Par ailleurs, il ressort des pièces versées aux débats et notamment des dizaines de contrats à durée déterminée d’usage conclus entre les parties ainsi que des fiches de paie de M. X que ce dernier a été engagé dans le même emploi de chef opérateur son de façon régulière entre le 20 décembre 2000 et le 5 juin 2015 à hauteur de plus de 800 jours de travail sur cette période, avec des périodes intercalaires, que son travail consistait à assurer la prise de son à l’occasion d’un tournage, et principalement mais non exclusivement, pour l’émission 7 à 8 diffusée hebdomadairement depuis 18 ans sur TF1, que cette activité de chef opérateur son était ainsi rattachée à une activité pérenne de l’entreprise qui, s’agissant de la société Elephant et cie produit des émissions de télévision pour un diffuseur ou éditeur de programmes sur ses antennes.

Dans ces conditions, l’ensemble des contrats en cause avait bien pour objet de pourvoir durablement un poste lié à l’activité normale et permanente de l’entreprise et l’employeur ne justifie pas de l’existence d’éléments concrets établissant le caractère par nature temporaire de l’emploi de chef opérateur son en litige ;

En conséquence, la Cour conclut que M. X est fondé à demander la requalification de sa relation de travail en contrat à durée indéterminée et le jugement qui rejette cette prétention sera infirmé.

# TRAVAIL À FAIRE
• 1. Recopiez le passage de l'extrait de l'arrêt qui commence par les mots contenant "Dans ces conditions, l’ensemble" et se termine par "prétention sera infirmé.".
• 2. Répondez aux questions suivantes d'après l'extrait de l'arrêt :
(a) Quel emploi M. X a-t-il occupé de façon régulière ?
(b) L'existence de quels éléments l'employeur ne justifie-t-il pas ?
(c) Quel sort la Cour réserve-t-elle au jugement qui rejette la prétention de M. X ?

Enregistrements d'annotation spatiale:
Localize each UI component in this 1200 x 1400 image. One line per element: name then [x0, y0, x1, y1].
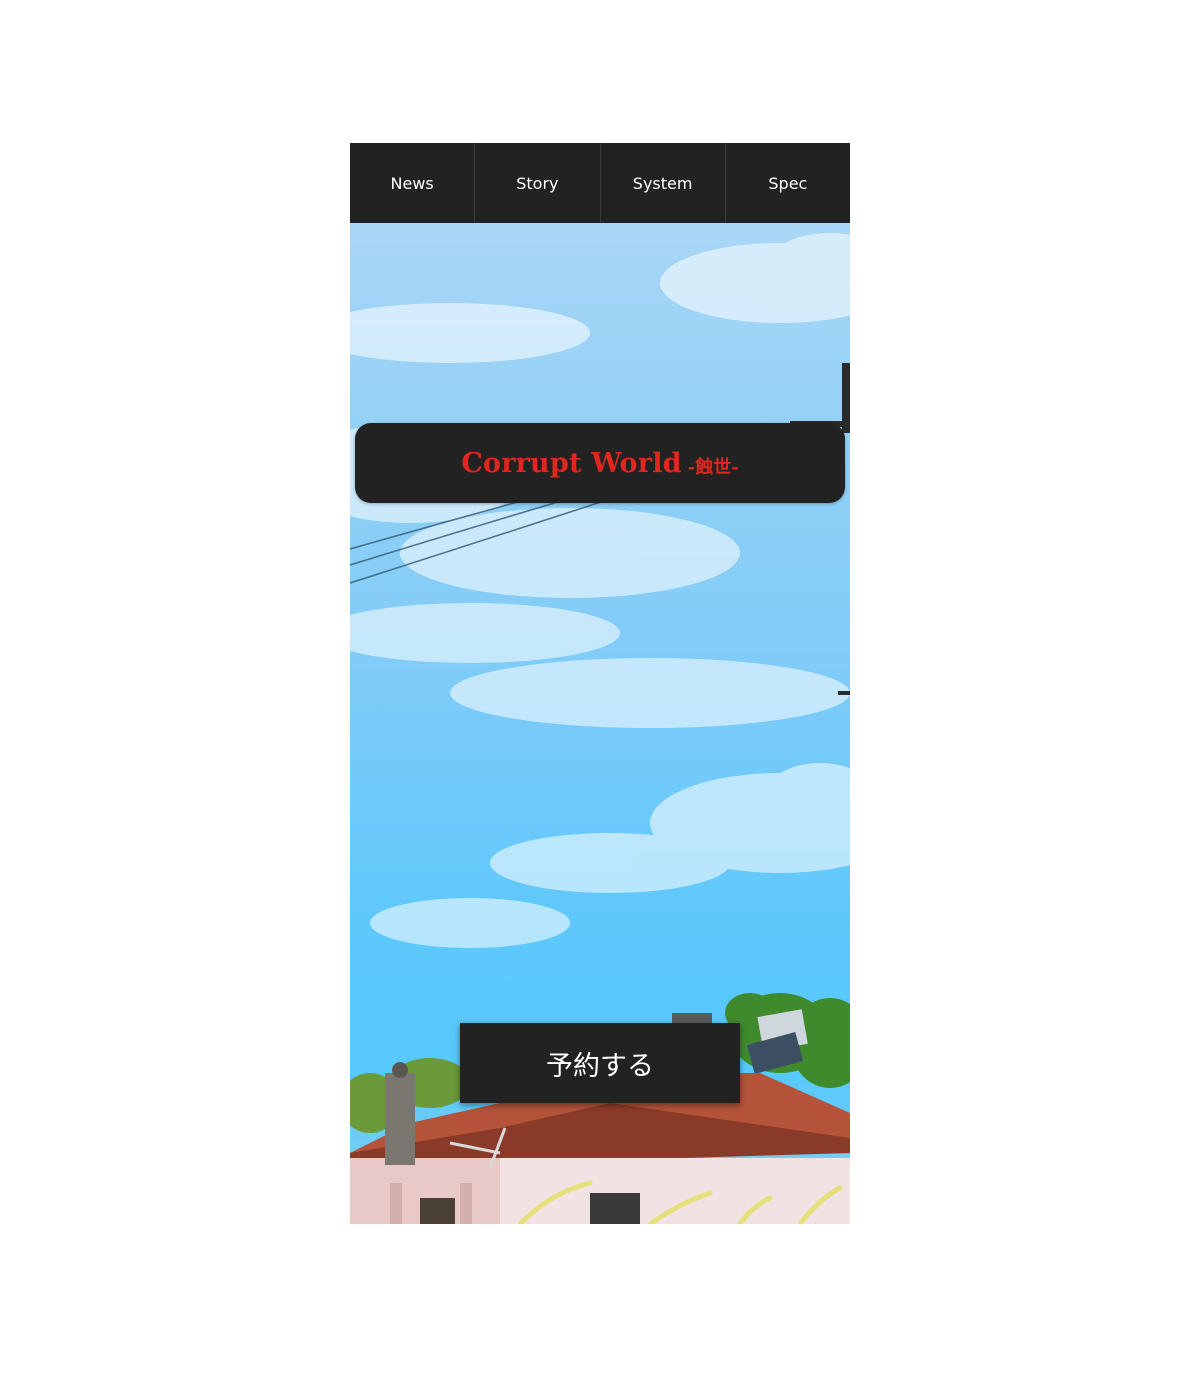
nav-item-story[interactable]: Story: [475, 143, 601, 223]
nav-item-spec[interactable]: Spec: [726, 143, 850, 223]
nav-item-system[interactable]: System: [601, 143, 726, 223]
mobile-viewport: News Story System Spec Corrupt World -蝕世…: [350, 143, 850, 1224]
nav-item-news[interactable]: News: [350, 143, 476, 223]
game-subtitle: -蝕世-: [687, 457, 739, 478]
game-title: Corrupt World: [461, 447, 682, 479]
reserve-button[interactable]: 予約する: [460, 1023, 740, 1103]
game-title-banner: Corrupt World -蝕世-: [355, 423, 845, 503]
hero-background: Corrupt World -蝕世- 予約する: [350, 223, 850, 1224]
top-nav: News Story System Spec: [350, 143, 850, 223]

# RÉPONSES PAR TÂCHE
• 1.
Dans ces conditions, l’ensemble des contrats en cause avait bien pour objet de pourvoir durablement un poste lié à l’activité normale et permanente de l’entreprise et l’employeur ne justifie pas de l’existence d’éléments concrets établissant le caractère par nature temporaire de l’emploi de chef opérateur son en litige ;

En conséquence, la Cour conclut que M. X est fondé à demander la requalification de sa relation de travail en contrat à durée indéterminée et le jugement qui rejette cette prétention sera infirmé.

• 2.
(a) Chef opérateur son.
(b) L'existence d'éléments concrets établissant le caractère par nature temporaire de l'emploi de chef opérateur son en litige.
(c) Il sera infirmé.